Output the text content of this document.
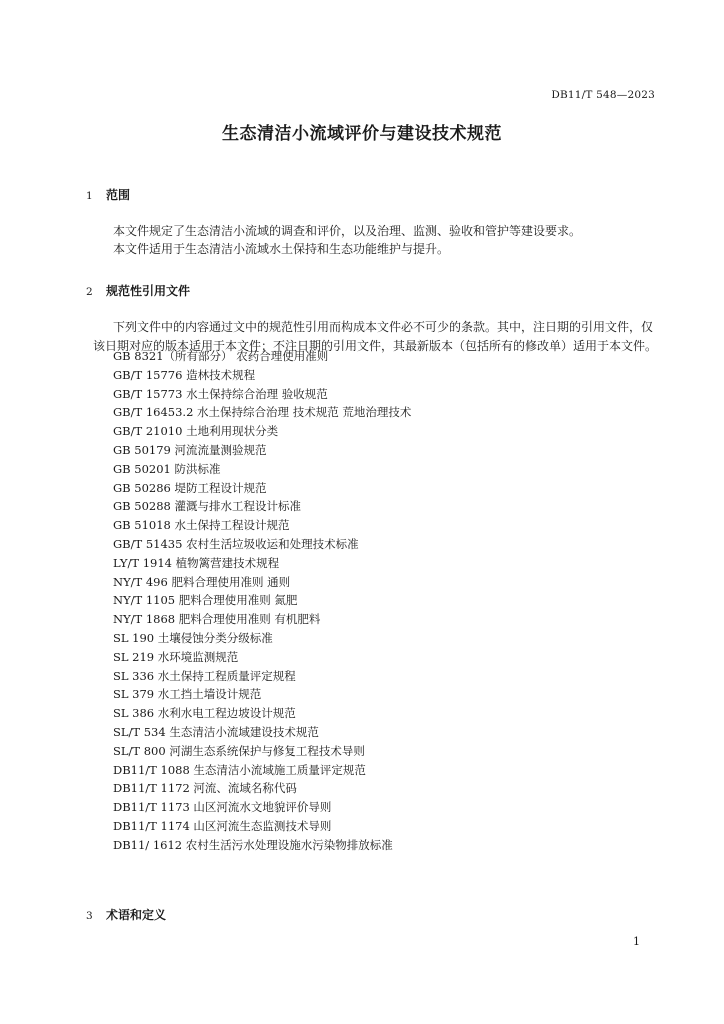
DB11/T 548—2023
生态清洁小流域评价与建设技术规范
1 范围
本文件规定了生态清洁小流域的调查和评价，以及治理、监测、验收和管护等建设要求。
本文件适用于生态清洁小流域水土保持和生态功能维护与提升。
2 规范性引用文件
下列文件中的内容通过文中的规范性引用而构成本文件必不可少的条款。其中，注日期的引用文件，仅该日期对应的版本适用于本文件；不注日期的引用文件，其最新版本（包括所有的修改单）适用于本文件。
GB 8321（所有部分） 农药合理使用准则
GB/T 15776 造林技术规程
GB/T 15773 水土保持综合治理 验收规范
GB/T 16453.2 水土保持综合治理 技术规范 荒地治理技术
GB/T 21010 土地利用现状分类
GB 50179 河流流量测验规范
GB 50201 防洪标准
GB 50286 堤防工程设计规范
GB 50288 灌溉与排水工程设计标准
GB 51018 水土保持工程设计规范
GB/T 51435 农村生活垃圾收运和处理技术标准
LY/T 1914 植物篱营建技术规程
NY/T 496 肥料合理使用准则 通则
NY/T 1105 肥料合理使用准则 氮肥
NY/T 1868 肥料合理使用准则 有机肥料
SL 190 土壤侵蚀分类分级标准
SL 219 水环境监测规范
SL 336 水土保持工程质量评定规程
SL 379 水工挡土墙设计规范
SL 386 水利水电工程边坡设计规范
SL/T 534 生态清洁小流域建设技术规范
SL/T 800 河湖生态系统保护与修复工程技术导则
DB11/T 1088 生态清洁小流域施工质量评定规范
DB11/T 1172 河流、流域名称代码
DB11/T 1173 山区河流水文地貌评价导则
DB11/T 1174 山区河流生态监测技术导则
DB11/ 1612 农村生活污水处理设施水污染物排放标准
3 术语和定义
1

^^^^

> [WORK TO DO]:
Would you set down the listing exactly, omitting pictures?

> [EXERCISE SOLUTION]:
Output the text content of this document.
DB11/T 548—2023
生态清洁小流域评价与建设技术规范
1 范围
本文件规定了生态清洁小流域的调查和评价，以及治理、监测、验收和管护等建设要求。
本文件适用于生态清洁小流域水土保持和生态功能维护与提升。
2 规范性引用文件
下列文件中的内容通过文中的规范性引用而构成本文件必不可少的条款。其中，注日期的引用文件，仅该日期对应的版本适用于本文件；不注日期的引用文件，其最新版本（包括所有的修改单）适用于本文件。
GB 8321（所有部分） 农药合理使用准则
GB/T 15776 造林技术规程
GB/T 15773 水土保持综合治理 验收规范
GB/T 16453.2 水土保持综合治理 技术规范 荒地治理技术
GB/T 21010 土地利用现状分类
GB 50179 河流流量测验规范
GB 50201 防洪标准
GB 50286 堤防工程设计规范
GB 50288 灌溉与排水工程设计标准
GB 51018 水土保持工程设计规范
GB/T 51435 农村生活垃圾收运和处理技术标准
LY/T 1914 植物篱营建技术规程
NY/T 496 肥料合理使用准则 通则
NY/T 1105 肥料合理使用准则 氮肥
NY/T 1868 肥料合理使用准则 有机肥料
SL 190 土壤侵蚀分类分级标准
SL 219 水环境监测规范
SL 336 水土保持工程质量评定规程
SL 379 水工挡土墙设计规范
SL 386 水利水电工程边坡设计规范
SL/T 534 生态清洁小流域建设技术规范
SL/T 800 河湖生态系统保护与修复工程技术导则
DB11/T 1088 生态清洁小流域施工质量评定规范
DB11/T 1172 河流、流域名称代码
DB11/T 1173 山区河流水文地貌评价导则
DB11/T 1174 山区河流生态监测技术导则
DB11/ 1612 农村生活污水处理设施水污染物排放标准
3 术语和定义
1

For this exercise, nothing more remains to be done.